YOUR GOAL ▸
Find and return each line containing "subtitle".

INPUT DATA ▸
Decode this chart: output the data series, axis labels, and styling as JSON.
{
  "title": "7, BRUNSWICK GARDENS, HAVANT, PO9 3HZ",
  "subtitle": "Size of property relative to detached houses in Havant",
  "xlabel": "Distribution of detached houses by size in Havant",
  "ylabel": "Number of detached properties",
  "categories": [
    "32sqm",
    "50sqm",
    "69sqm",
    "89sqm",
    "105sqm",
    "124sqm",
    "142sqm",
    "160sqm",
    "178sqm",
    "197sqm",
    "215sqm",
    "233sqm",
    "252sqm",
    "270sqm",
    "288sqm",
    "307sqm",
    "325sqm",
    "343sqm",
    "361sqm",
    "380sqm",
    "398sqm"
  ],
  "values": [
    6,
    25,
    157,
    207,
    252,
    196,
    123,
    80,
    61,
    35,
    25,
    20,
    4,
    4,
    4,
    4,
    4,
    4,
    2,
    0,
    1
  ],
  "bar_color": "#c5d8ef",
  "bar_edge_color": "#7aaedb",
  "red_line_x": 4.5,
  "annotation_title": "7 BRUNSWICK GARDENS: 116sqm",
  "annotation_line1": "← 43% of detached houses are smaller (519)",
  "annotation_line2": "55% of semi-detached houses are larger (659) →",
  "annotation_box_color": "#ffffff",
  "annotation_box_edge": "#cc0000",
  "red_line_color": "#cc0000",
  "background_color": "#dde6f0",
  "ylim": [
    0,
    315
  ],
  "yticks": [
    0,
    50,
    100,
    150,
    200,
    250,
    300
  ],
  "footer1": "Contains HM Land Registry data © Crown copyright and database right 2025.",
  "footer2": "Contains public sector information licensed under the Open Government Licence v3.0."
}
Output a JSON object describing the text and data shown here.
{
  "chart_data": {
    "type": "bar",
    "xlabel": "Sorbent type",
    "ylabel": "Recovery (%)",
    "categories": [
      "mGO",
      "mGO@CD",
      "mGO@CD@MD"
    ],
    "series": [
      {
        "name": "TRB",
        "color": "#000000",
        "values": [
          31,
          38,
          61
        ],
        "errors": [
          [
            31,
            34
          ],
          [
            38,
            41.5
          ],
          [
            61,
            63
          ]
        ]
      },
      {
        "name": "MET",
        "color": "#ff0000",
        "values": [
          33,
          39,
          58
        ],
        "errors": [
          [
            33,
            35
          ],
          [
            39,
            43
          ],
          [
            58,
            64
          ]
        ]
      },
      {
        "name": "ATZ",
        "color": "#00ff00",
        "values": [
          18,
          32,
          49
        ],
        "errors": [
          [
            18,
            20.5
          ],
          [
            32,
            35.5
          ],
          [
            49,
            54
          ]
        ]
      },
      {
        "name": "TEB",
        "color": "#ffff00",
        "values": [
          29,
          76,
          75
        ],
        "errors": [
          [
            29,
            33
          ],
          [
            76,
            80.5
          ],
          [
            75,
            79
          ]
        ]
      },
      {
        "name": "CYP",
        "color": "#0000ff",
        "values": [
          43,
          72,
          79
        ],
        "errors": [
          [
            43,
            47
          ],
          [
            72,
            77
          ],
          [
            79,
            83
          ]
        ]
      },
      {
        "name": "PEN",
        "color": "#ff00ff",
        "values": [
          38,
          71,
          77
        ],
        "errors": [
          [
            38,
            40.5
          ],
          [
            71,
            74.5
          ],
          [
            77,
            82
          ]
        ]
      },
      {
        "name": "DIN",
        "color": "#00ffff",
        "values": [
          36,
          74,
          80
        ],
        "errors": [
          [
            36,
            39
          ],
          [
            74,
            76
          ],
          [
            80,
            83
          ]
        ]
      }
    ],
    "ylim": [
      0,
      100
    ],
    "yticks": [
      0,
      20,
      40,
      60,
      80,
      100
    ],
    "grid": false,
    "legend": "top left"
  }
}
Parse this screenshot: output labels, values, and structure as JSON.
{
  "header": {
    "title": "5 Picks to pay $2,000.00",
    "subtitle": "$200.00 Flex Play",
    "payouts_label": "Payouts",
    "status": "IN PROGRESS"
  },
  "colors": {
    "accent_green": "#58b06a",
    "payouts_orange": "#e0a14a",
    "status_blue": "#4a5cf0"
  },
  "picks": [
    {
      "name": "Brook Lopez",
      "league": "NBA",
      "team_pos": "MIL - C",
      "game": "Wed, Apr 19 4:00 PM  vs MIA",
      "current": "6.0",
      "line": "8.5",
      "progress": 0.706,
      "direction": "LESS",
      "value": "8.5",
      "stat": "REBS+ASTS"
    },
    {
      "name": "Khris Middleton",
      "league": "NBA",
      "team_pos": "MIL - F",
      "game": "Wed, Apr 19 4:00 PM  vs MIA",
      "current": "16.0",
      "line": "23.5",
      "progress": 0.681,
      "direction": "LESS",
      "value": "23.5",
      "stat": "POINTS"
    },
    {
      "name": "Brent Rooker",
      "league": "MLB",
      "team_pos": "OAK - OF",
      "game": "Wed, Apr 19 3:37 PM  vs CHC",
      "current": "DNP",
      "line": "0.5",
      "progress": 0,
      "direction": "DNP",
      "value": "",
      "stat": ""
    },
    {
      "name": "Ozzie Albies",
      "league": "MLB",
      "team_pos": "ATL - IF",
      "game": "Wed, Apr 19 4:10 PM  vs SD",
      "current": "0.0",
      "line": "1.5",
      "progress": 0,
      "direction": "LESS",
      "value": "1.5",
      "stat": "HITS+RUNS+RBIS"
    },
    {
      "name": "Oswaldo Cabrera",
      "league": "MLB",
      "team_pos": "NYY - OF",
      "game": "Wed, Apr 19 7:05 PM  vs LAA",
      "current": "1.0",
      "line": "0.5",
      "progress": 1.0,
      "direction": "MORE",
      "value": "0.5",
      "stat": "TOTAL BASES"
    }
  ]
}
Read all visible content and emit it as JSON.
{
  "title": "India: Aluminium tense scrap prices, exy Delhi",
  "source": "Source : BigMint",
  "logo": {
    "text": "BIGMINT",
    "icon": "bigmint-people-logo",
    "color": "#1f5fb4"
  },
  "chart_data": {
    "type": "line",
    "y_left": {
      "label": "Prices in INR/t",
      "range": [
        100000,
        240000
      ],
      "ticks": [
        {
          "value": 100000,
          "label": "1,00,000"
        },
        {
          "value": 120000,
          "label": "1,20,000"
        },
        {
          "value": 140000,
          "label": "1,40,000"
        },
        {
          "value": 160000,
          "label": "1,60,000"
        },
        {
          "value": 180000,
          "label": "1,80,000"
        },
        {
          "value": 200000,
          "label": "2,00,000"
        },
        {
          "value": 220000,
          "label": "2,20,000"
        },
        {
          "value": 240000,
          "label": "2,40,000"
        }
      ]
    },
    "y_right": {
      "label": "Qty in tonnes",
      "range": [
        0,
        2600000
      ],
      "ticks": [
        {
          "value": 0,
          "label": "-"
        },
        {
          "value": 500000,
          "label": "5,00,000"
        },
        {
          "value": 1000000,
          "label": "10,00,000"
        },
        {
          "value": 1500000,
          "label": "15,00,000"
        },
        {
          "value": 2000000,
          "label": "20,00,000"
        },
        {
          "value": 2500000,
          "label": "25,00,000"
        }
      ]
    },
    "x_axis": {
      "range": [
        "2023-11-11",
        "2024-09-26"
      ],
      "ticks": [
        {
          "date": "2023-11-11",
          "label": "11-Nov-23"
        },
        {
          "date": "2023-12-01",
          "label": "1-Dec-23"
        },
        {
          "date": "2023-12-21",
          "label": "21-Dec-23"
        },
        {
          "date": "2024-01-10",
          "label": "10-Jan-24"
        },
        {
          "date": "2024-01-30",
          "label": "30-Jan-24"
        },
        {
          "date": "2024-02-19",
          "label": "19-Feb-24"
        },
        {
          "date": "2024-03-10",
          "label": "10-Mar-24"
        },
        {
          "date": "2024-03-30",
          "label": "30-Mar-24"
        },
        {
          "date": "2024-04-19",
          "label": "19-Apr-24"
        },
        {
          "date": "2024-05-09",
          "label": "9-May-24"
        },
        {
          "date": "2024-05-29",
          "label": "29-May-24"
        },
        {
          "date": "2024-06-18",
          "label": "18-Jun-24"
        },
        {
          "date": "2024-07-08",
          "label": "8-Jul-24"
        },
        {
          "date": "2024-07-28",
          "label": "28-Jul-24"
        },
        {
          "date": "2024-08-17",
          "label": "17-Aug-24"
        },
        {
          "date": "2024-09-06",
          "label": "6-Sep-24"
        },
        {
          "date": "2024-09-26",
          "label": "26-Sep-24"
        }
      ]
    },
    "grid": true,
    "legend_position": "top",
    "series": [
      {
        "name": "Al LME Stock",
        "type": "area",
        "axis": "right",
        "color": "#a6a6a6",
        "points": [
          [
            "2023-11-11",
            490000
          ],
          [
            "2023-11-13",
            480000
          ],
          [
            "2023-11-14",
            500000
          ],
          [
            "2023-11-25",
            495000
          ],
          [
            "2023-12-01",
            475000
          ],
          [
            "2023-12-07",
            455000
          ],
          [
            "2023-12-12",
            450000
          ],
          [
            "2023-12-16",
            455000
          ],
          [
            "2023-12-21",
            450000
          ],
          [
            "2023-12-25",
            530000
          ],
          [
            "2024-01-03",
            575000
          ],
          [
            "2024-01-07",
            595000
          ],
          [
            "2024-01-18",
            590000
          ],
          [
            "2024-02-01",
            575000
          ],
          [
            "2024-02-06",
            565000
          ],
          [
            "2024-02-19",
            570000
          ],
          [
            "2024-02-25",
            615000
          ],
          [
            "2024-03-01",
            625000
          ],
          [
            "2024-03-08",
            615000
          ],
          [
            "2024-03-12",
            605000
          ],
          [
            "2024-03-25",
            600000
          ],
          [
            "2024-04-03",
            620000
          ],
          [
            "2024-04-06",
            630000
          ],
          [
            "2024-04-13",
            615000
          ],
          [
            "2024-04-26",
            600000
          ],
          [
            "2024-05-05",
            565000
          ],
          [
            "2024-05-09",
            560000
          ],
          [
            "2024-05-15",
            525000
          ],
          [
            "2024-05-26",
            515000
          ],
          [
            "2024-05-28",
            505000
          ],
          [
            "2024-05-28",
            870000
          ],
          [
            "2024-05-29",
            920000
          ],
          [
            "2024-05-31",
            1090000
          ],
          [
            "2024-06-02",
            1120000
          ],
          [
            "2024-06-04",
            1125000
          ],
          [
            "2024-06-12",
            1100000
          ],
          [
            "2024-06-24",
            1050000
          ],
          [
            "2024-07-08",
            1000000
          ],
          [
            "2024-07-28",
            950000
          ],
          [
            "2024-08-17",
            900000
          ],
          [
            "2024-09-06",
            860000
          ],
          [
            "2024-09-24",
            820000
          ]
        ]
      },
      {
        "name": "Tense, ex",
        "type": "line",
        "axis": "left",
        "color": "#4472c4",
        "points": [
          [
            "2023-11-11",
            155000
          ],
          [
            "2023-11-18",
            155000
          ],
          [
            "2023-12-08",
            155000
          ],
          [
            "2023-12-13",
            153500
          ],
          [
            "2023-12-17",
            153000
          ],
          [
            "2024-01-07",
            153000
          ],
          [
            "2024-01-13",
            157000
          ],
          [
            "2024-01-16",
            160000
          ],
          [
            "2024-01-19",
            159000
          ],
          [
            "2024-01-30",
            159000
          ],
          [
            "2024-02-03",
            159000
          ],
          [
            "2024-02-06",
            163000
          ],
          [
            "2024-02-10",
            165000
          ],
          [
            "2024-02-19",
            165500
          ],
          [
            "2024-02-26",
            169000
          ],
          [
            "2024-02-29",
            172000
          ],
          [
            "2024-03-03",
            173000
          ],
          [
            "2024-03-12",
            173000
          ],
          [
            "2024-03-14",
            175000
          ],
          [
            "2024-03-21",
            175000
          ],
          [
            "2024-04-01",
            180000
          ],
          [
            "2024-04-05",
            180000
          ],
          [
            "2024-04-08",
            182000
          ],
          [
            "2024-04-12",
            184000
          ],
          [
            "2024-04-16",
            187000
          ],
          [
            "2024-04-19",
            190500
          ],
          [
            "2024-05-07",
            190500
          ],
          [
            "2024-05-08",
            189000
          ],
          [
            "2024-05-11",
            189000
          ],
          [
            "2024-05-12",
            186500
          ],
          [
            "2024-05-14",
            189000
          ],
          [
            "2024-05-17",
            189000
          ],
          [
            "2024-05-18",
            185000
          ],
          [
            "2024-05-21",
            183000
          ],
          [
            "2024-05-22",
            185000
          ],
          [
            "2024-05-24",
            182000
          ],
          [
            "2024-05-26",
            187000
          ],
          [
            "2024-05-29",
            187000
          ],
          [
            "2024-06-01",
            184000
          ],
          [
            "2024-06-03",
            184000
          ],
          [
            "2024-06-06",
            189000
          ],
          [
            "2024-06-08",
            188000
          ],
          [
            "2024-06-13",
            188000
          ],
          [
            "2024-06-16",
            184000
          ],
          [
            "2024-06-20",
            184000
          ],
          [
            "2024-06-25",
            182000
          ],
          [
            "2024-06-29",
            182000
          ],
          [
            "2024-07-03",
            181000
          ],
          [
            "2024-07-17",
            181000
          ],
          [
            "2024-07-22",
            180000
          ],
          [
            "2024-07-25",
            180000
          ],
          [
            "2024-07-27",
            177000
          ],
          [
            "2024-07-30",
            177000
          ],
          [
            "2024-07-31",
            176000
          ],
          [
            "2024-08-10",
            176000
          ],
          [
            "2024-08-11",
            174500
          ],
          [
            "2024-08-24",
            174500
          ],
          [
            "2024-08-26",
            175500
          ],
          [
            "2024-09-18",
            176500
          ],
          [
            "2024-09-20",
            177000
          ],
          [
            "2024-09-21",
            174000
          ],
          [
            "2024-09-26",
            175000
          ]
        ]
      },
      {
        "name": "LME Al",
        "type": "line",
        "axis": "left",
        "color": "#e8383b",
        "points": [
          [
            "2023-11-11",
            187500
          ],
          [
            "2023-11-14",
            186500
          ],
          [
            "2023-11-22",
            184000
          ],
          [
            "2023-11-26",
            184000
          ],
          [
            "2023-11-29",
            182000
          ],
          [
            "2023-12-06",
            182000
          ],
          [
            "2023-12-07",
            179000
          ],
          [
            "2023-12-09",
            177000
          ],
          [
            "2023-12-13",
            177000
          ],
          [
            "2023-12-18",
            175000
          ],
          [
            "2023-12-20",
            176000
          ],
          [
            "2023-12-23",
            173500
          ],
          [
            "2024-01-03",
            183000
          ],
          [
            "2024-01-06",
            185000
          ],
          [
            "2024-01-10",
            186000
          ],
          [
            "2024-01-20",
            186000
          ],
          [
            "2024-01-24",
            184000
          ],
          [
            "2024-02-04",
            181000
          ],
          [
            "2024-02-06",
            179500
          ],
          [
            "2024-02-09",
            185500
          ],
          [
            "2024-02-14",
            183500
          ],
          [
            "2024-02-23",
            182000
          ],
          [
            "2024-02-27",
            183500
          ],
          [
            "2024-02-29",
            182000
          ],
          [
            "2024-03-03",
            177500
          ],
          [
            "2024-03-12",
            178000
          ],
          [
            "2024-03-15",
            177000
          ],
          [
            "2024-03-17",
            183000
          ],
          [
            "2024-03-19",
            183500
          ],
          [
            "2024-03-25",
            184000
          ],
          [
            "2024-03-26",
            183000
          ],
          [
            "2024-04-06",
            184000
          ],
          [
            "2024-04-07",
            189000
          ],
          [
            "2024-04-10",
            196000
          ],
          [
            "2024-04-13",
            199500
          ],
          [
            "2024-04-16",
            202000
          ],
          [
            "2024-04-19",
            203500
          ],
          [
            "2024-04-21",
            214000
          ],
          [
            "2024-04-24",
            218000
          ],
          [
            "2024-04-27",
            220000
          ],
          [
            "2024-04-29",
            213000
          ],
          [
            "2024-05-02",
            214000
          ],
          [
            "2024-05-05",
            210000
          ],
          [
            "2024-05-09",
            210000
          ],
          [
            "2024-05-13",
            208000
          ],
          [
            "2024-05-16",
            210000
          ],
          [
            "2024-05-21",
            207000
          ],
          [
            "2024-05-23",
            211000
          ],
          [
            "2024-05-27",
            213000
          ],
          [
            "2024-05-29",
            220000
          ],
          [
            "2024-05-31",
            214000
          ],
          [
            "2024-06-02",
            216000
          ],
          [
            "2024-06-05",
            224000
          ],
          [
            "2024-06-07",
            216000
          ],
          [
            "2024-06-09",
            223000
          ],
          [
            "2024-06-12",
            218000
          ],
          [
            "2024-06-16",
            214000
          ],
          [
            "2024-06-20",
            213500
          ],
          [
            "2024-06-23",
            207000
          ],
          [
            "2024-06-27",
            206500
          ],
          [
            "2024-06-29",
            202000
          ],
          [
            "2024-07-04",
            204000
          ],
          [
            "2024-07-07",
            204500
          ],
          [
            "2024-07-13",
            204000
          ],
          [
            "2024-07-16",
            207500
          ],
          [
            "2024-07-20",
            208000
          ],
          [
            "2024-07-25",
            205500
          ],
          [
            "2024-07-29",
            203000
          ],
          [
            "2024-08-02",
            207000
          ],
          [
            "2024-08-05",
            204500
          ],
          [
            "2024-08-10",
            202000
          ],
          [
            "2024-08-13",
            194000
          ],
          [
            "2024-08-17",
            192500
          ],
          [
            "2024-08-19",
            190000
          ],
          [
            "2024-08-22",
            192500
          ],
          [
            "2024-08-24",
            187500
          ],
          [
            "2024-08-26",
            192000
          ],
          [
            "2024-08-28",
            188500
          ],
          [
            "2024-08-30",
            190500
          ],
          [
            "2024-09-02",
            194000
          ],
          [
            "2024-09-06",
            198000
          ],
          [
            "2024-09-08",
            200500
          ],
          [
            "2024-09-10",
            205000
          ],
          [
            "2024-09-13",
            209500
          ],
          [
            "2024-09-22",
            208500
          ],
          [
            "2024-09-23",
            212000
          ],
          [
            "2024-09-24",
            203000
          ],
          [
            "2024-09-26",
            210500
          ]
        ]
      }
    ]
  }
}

OUTPUT FOR THIS EXERCISE ▸
  "subtitle": "Size of property relative to detached houses in Havant",
    "subtitle": "$200.00 Flex Play",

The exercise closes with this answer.